WRITTEN PROBLEM:
Pick out each line below containing "Conklin".

RECORDS PROVIDED:
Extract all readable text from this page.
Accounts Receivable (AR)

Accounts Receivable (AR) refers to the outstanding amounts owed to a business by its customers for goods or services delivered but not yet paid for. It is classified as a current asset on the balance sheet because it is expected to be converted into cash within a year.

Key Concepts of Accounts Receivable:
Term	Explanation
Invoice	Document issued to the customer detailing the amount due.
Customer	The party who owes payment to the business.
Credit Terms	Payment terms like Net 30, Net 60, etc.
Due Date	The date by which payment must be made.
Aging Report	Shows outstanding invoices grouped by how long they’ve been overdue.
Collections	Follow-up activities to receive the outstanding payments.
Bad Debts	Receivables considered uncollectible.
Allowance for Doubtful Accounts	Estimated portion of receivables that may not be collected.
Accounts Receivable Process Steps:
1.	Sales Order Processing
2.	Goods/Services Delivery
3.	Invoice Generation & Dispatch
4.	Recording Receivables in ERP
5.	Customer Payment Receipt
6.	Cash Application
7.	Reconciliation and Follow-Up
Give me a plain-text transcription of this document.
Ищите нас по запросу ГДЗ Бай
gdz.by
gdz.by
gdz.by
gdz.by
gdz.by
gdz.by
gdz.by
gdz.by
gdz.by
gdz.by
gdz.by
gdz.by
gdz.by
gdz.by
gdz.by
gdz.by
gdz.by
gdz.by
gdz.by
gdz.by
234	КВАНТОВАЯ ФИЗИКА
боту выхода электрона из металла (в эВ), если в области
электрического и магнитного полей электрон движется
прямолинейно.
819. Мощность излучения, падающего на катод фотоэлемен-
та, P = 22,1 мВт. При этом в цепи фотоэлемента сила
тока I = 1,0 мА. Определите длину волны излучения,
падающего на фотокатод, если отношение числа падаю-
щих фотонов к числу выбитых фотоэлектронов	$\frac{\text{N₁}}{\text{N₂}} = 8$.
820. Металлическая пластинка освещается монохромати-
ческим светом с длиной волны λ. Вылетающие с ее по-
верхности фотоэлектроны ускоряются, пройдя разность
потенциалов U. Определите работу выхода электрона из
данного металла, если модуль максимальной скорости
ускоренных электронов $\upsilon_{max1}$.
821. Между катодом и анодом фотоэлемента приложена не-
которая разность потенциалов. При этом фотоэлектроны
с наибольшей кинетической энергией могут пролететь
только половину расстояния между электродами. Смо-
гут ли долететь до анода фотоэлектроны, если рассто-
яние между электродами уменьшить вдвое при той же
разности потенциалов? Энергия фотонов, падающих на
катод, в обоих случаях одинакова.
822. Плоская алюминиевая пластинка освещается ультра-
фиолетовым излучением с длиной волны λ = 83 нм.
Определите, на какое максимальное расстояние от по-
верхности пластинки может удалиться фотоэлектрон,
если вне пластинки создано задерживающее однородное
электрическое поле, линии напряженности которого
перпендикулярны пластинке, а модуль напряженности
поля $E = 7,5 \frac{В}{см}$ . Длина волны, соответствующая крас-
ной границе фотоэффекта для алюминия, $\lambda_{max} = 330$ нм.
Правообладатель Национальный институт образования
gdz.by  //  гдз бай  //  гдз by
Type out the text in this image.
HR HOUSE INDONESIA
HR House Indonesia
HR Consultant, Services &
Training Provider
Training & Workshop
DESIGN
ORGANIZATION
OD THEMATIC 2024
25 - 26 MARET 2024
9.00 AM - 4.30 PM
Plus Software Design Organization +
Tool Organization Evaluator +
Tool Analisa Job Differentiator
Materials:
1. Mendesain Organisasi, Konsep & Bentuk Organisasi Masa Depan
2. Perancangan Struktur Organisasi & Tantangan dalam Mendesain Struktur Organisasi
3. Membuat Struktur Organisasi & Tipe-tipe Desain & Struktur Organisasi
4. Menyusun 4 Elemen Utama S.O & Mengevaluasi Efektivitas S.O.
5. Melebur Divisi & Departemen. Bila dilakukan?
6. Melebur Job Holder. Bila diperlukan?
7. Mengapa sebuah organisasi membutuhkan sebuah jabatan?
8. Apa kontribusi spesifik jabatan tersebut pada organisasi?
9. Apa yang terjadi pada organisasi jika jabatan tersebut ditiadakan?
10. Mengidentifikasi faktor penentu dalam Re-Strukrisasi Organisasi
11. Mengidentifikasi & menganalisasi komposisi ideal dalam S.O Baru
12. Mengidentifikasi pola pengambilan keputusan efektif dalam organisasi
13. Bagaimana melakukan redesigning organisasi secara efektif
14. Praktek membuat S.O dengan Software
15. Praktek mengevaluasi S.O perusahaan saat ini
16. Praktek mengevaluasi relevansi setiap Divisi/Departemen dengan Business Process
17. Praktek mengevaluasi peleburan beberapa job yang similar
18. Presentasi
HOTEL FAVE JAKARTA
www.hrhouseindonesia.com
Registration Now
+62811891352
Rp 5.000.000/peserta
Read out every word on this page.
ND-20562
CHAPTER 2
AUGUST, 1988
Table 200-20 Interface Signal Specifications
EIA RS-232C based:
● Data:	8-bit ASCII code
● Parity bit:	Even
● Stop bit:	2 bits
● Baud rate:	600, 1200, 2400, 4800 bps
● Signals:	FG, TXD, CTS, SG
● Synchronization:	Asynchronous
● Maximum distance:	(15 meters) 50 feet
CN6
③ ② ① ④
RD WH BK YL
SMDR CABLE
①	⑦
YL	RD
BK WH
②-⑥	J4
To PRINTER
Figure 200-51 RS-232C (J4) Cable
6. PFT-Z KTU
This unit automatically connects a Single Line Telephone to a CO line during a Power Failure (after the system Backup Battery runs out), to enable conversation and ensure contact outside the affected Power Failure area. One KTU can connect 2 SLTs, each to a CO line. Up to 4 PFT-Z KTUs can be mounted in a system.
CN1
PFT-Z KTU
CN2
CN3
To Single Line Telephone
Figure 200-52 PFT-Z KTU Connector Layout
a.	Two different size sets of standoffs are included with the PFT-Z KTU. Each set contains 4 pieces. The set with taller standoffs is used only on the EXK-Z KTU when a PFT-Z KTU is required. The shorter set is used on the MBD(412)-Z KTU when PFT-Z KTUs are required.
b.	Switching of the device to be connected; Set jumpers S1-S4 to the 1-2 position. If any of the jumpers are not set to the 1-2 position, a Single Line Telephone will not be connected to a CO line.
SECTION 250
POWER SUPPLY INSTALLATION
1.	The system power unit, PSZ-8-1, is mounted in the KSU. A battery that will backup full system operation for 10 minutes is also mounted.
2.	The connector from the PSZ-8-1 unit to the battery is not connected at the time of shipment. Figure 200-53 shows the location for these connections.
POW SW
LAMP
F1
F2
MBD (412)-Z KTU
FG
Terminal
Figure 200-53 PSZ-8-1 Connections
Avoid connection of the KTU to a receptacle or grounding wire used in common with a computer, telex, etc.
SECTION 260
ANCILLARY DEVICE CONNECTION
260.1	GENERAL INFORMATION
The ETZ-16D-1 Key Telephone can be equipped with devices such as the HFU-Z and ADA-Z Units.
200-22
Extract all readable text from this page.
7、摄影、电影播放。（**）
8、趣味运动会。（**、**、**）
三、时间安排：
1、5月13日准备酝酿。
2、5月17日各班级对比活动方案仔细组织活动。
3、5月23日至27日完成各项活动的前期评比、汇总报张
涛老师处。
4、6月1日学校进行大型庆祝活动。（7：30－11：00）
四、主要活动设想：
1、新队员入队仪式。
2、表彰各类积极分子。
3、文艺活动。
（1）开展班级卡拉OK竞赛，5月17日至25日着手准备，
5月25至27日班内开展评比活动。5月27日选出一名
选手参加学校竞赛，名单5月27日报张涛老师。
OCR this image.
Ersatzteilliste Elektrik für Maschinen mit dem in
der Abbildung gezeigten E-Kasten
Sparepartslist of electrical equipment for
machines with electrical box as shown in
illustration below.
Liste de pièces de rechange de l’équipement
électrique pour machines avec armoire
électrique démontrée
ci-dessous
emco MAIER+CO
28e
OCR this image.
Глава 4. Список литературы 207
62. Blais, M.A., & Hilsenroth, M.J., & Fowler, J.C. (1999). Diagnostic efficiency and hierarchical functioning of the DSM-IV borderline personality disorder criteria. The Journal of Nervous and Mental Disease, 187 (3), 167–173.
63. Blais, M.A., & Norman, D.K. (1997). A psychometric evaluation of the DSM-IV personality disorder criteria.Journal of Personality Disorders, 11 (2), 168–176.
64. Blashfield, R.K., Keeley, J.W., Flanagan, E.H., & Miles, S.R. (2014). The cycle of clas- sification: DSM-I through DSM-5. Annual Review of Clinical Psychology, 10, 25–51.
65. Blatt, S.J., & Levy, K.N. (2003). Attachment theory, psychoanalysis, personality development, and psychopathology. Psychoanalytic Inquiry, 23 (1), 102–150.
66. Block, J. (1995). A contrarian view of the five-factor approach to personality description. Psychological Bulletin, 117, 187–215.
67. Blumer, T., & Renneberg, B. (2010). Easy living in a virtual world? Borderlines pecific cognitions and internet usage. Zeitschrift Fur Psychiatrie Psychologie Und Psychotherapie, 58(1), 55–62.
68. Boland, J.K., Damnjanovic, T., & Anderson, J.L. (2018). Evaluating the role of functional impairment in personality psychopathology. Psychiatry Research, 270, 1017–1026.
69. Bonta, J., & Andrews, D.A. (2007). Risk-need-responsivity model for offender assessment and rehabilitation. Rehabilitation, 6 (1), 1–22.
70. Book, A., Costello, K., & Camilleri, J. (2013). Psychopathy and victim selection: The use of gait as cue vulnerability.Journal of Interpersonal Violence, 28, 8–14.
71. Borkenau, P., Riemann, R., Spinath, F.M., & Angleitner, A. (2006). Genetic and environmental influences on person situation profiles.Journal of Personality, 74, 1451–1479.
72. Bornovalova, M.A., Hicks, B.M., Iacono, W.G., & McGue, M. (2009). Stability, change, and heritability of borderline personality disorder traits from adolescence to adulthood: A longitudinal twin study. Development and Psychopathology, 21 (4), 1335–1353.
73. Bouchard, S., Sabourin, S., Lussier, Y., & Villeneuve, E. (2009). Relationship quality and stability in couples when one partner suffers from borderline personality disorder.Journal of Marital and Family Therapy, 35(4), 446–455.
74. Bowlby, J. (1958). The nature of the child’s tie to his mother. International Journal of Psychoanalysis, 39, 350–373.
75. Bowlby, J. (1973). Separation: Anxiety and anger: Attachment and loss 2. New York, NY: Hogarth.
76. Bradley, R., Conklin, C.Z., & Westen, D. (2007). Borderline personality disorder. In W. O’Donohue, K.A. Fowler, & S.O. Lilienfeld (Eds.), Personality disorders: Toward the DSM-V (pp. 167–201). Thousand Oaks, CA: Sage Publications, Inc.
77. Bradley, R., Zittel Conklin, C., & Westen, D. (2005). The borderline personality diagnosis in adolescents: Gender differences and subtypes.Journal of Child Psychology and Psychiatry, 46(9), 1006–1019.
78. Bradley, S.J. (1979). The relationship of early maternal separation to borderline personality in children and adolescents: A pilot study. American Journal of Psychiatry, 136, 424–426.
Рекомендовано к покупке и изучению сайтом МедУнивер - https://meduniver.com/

FINAL ANSWER:
76. Bradley, R., Conklin, C.Z., & Westen, D. (2007). Borderline personality disorder. In W. O’Donohue, K.A. Fowler, & S.O. Lilienfeld (Eds.), Personality disorders: Toward the DSM-V (pp. 167–201). Thousand Oaks, CA: Sage Publications, Inc.
77. Bradley, R., Zittel Conklin, C., & Westen, D. (2005). The borderline personality diagnosis in adolescents: Gender differences and subtypes.Journal of Child Psychology and Psychiatry, 46(9), 1006–1019.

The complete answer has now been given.